What is required — Every line with the word "Connection" in it should be extracted from the data that follows.

Input —
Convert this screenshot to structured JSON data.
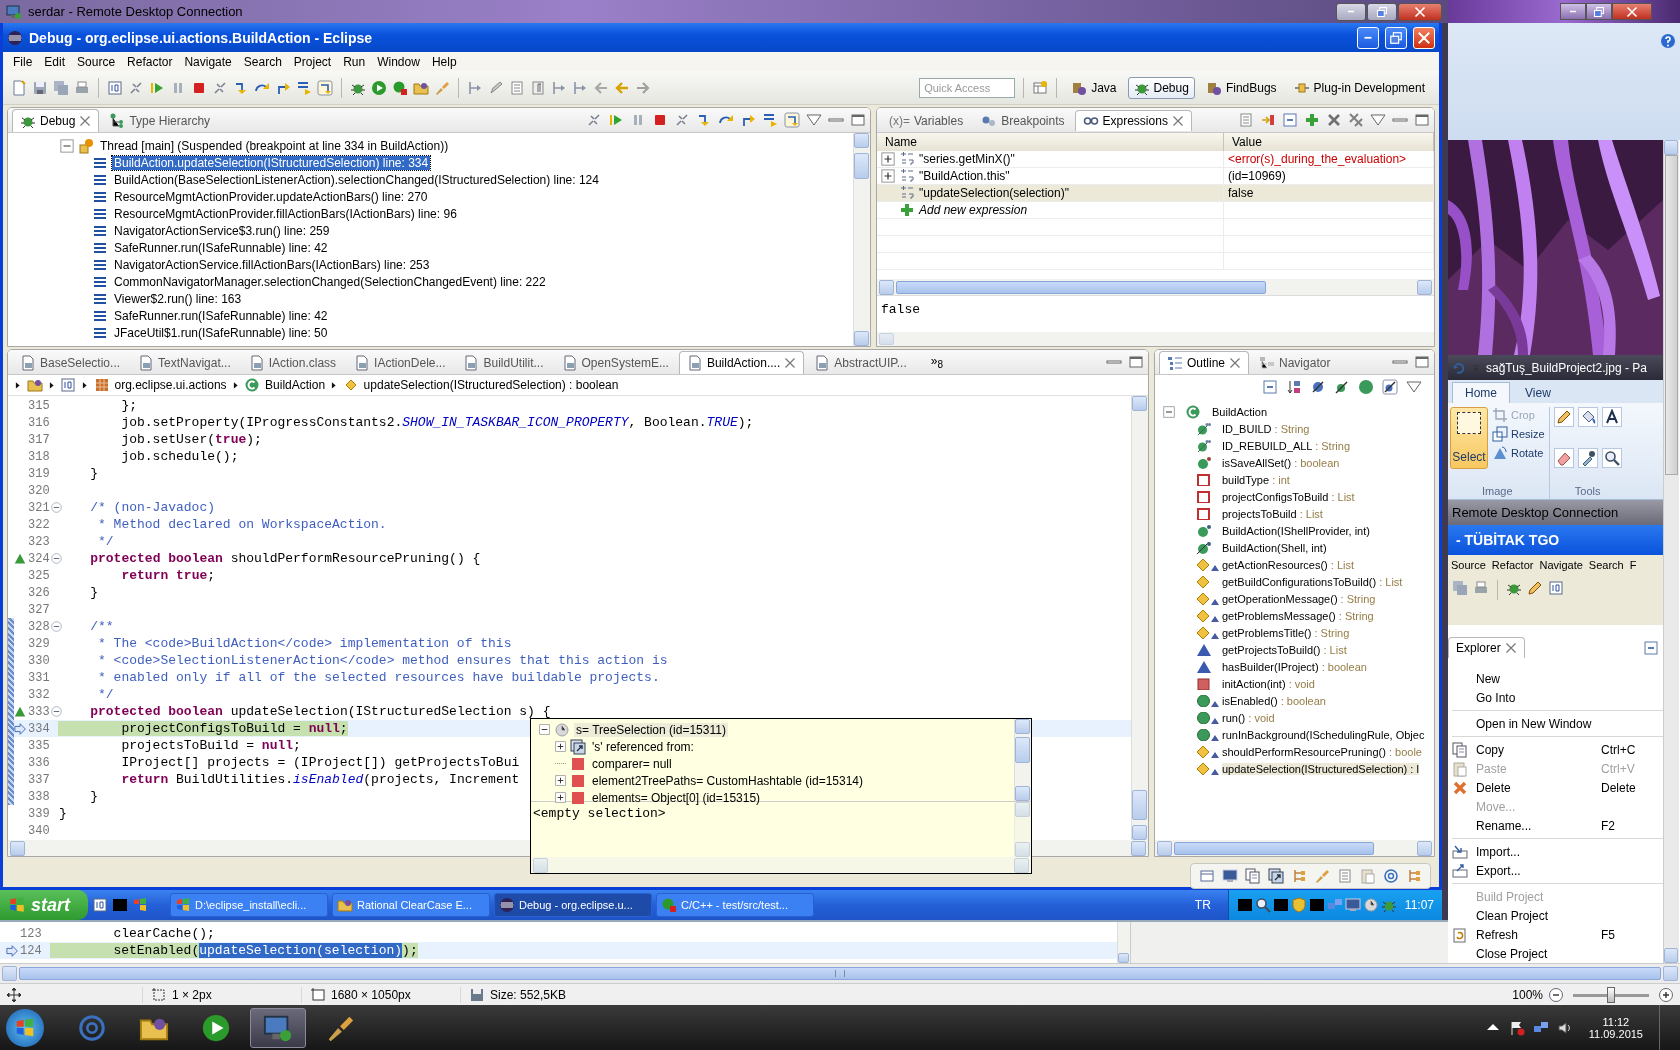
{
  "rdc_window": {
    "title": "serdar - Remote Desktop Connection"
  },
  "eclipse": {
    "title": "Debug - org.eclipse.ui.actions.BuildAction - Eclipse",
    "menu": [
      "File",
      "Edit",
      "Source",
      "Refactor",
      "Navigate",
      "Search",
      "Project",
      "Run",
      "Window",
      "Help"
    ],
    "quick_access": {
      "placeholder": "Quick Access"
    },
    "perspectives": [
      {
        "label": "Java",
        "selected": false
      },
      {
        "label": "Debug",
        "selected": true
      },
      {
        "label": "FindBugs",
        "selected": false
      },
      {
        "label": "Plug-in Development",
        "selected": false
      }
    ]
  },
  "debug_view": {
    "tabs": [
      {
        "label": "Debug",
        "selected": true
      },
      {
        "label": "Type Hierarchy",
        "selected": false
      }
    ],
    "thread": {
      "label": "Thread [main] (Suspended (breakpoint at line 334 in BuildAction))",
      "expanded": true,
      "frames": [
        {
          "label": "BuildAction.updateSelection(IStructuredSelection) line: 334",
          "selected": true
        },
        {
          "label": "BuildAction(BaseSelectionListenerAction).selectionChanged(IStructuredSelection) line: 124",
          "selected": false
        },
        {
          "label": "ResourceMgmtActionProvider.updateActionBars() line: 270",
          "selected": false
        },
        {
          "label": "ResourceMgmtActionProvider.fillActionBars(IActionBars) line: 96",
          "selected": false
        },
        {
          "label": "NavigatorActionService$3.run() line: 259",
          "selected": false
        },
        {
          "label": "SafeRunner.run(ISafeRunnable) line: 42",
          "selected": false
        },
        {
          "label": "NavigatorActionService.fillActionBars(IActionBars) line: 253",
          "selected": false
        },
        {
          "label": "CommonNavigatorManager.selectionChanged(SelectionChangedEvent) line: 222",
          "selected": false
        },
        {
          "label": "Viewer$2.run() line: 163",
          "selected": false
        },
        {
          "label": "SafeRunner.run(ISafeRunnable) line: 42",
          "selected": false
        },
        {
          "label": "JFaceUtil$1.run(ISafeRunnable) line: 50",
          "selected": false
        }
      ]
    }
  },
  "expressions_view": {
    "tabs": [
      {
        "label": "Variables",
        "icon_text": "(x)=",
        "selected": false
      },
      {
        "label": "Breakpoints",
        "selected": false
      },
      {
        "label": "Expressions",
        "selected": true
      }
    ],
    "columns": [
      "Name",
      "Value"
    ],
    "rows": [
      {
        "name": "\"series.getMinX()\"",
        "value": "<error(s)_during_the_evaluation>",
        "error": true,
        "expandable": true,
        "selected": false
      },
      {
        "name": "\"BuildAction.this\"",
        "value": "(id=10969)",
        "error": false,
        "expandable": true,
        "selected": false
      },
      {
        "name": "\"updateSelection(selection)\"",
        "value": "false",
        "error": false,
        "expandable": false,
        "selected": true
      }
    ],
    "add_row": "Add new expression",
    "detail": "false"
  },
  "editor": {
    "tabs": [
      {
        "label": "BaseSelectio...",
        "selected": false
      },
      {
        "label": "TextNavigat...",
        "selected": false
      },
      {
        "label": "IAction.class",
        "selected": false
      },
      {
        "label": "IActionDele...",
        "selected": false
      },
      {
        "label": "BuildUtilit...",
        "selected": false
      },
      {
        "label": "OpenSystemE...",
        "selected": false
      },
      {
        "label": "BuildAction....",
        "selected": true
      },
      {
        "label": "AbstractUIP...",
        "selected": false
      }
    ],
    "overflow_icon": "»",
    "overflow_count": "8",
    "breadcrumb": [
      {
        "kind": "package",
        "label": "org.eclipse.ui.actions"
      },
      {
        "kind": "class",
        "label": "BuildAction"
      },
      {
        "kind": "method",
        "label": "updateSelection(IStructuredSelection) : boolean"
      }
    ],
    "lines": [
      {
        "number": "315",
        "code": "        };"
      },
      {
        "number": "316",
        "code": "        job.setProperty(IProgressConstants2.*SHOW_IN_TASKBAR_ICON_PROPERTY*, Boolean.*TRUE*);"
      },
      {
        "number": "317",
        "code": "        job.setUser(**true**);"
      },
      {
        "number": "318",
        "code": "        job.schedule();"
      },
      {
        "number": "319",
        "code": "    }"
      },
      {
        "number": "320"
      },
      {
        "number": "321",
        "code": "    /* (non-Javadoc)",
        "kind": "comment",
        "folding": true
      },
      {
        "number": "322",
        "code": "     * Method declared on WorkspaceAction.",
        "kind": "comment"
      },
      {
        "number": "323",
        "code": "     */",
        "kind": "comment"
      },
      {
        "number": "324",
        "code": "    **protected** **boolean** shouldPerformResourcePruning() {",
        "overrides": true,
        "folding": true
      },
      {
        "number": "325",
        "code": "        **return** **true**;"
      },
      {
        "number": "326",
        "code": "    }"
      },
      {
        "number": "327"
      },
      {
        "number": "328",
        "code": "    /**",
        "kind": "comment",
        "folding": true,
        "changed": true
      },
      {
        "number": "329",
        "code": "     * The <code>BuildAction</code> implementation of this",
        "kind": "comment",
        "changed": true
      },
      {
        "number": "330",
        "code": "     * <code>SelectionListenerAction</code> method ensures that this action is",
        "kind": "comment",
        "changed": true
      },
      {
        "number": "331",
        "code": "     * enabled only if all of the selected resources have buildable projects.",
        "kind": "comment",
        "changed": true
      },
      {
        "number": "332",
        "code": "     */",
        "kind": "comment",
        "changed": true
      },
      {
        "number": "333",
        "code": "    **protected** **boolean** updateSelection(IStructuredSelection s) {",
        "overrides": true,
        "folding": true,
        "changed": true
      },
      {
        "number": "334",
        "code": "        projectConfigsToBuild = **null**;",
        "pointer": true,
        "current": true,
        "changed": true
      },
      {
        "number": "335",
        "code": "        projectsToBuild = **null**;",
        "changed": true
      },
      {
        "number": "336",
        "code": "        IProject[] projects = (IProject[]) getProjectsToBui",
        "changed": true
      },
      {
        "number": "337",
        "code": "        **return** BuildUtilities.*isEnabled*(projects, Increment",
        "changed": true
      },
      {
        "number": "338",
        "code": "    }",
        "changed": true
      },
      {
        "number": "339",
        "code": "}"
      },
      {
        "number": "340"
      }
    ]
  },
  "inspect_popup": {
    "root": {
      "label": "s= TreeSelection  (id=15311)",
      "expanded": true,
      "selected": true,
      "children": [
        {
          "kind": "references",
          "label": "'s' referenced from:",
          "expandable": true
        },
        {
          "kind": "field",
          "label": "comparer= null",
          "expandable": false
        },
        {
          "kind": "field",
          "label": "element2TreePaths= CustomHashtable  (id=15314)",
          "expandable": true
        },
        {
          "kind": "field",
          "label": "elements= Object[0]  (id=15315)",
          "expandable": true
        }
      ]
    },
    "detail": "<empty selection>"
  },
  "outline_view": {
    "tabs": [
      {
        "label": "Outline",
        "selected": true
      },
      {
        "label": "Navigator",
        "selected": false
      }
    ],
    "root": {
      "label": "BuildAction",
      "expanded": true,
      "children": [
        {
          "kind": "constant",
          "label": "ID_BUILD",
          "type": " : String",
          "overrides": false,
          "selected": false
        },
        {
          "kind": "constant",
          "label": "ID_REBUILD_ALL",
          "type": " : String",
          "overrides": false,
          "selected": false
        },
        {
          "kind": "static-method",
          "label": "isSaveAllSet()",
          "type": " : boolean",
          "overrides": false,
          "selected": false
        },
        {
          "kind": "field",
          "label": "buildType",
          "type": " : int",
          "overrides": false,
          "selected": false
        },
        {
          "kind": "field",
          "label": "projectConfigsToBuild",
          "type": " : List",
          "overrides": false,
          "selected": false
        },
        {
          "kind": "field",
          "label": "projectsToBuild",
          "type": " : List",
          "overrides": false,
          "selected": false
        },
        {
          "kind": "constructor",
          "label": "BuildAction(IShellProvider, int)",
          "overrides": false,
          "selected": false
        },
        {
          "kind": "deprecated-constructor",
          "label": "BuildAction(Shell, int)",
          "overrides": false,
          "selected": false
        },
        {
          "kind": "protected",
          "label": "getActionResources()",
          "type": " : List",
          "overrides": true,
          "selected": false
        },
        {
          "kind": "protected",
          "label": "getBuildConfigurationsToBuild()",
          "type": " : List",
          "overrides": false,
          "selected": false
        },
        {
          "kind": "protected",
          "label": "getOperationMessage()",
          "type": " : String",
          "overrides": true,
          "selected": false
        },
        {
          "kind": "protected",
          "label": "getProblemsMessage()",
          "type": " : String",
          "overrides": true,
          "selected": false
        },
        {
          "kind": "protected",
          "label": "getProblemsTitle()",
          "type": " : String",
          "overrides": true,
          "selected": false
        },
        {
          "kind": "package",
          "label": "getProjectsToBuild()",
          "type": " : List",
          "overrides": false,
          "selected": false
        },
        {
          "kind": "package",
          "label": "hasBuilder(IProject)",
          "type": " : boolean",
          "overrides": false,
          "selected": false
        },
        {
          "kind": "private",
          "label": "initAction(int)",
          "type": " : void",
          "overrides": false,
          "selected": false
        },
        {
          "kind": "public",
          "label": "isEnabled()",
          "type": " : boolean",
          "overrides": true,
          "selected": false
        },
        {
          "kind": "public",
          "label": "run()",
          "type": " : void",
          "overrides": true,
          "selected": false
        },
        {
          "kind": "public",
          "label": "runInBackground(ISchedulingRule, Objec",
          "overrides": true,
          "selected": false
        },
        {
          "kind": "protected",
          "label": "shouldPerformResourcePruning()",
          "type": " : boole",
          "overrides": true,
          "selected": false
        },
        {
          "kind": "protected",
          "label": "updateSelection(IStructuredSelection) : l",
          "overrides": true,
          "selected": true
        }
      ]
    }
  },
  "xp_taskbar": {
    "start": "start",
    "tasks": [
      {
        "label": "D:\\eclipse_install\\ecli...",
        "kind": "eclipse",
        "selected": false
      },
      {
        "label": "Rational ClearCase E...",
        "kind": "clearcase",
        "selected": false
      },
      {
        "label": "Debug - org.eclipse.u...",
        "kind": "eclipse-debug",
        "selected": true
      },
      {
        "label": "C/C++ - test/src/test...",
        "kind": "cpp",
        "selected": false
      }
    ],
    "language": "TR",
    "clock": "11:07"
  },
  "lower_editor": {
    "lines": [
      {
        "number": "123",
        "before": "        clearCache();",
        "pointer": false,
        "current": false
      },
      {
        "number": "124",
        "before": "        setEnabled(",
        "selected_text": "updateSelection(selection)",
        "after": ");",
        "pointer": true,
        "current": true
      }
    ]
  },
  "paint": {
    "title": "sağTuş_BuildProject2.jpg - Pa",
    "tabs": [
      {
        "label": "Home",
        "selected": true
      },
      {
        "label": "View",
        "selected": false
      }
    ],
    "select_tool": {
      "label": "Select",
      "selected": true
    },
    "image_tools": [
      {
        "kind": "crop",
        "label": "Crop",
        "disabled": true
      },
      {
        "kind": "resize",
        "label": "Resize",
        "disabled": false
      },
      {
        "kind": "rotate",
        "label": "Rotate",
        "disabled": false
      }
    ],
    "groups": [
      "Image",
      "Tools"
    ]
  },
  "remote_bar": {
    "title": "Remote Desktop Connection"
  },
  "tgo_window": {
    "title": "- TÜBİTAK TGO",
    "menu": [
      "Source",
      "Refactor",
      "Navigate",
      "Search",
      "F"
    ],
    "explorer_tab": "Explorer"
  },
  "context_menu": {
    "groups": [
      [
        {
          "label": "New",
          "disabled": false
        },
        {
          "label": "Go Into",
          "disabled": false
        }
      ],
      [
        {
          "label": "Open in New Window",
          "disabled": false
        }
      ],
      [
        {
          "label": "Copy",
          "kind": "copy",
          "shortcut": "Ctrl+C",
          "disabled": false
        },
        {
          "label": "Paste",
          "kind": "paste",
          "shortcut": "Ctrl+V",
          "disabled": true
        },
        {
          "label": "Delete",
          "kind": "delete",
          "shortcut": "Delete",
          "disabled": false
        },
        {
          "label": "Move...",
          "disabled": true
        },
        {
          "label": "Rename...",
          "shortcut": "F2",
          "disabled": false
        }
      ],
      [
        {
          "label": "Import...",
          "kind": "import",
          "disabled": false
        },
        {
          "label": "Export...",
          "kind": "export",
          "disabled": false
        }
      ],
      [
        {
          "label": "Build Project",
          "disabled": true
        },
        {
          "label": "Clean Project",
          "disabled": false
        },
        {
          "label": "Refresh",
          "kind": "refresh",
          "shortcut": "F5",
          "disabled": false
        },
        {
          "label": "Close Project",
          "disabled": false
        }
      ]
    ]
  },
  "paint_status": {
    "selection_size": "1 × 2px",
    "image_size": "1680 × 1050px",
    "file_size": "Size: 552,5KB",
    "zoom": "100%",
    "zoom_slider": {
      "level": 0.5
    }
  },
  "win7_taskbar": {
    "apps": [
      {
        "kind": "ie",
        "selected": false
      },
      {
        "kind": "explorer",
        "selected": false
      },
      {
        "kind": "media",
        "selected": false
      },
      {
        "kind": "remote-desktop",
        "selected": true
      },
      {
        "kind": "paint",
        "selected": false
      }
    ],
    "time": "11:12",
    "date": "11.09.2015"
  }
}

Task answer —
    "title": "serdar - Remote Desktop Connection"
    "title": "Remote Desktop Connection"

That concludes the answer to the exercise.